--- PROVIDED DATA ---

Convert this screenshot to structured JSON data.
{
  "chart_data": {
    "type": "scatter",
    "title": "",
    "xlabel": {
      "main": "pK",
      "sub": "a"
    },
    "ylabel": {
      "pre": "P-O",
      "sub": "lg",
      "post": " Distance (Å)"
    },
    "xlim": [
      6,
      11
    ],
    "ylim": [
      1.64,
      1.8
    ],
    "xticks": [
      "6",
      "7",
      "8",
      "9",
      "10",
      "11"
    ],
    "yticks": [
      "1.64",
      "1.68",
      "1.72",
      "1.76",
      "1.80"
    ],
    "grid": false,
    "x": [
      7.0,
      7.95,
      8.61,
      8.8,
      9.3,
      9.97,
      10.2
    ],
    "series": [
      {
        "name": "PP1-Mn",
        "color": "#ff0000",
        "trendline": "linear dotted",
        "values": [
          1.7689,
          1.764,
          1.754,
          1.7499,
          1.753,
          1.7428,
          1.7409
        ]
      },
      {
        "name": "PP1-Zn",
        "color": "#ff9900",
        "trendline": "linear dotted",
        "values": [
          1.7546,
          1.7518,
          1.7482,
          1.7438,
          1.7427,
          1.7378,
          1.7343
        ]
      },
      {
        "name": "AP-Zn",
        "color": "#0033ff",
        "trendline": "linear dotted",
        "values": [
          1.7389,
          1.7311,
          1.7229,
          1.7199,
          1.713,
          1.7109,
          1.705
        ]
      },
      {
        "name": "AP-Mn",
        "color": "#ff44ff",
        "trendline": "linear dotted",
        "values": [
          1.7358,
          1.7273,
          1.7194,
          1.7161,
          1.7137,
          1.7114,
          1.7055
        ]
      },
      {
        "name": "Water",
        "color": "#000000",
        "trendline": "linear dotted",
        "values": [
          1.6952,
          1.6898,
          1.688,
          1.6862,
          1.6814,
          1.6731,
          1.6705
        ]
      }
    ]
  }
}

---

● **AIM OF THE EXERCISE**: Repeat the data exactly. Leave nothing out.

● **SOLVED PROBLEM**:
Convert this screenshot to structured JSON data.
{
  "chart_data": {
    "type": "scatter",
    "title": "",
    "xlabel": {
      "main": "pK",
      "sub": "a"
    },
    "ylabel": {
      "pre": "P-O",
      "sub": "lg",
      "post": " Distance (Å)"
    },
    "xlim": [
      6,
      11
    ],
    "ylim": [
      1.64,
      1.8
    ],
    "xticks": [
      "6",
      "7",
      "8",
      "9",
      "10",
      "11"
    ],
    "yticks": [
      "1.64",
      "1.68",
      "1.72",
      "1.76",
      "1.80"
    ],
    "grid": false,
    "x": [
      7.0,
      7.95,
      8.61,
      8.8,
      9.3,
      9.97,
      10.2
    ],
    "series": [
      {
        "name": "PP1-Mn",
        "color": "#ff0000",
        "trendline": "linear dotted",
        "values": [
          1.7689,
          1.764,
          1.754,
          1.7499,
          1.753,
          1.7428,
          1.7409
        ]
      },
      {
        "name": "PP1-Zn",
        "color": "#ff9900",
        "trendline": "linear dotted",
        "values": [
          1.7546,
          1.7518,
          1.7482,
          1.7438,
          1.7427,
          1.7378,
          1.7343
        ]
      },
      {
        "name": "AP-Zn",
        "color": "#0033ff",
        "trendline": "linear dotted",
        "values": [
          1.7389,
          1.7311,
          1.7229,
          1.7199,
          1.713,
          1.7109,
          1.705
        ]
      },
      {
        "name": "AP-Mn",
        "color": "#ff44ff",
        "trendline": "linear dotted",
        "values": [
          1.7358,
          1.7273,
          1.7194,
          1.7161,
          1.7137,
          1.7114,
          1.7055
        ]
      },
      {
        "name": "Water",
        "color": "#000000",
        "trendline": "linear dotted",
        "values": [
          1.6952,
          1.6898,
          1.688,
          1.6862,
          1.6814,
          1.6731,
          1.6705
        ]
      }
    ]
  }
}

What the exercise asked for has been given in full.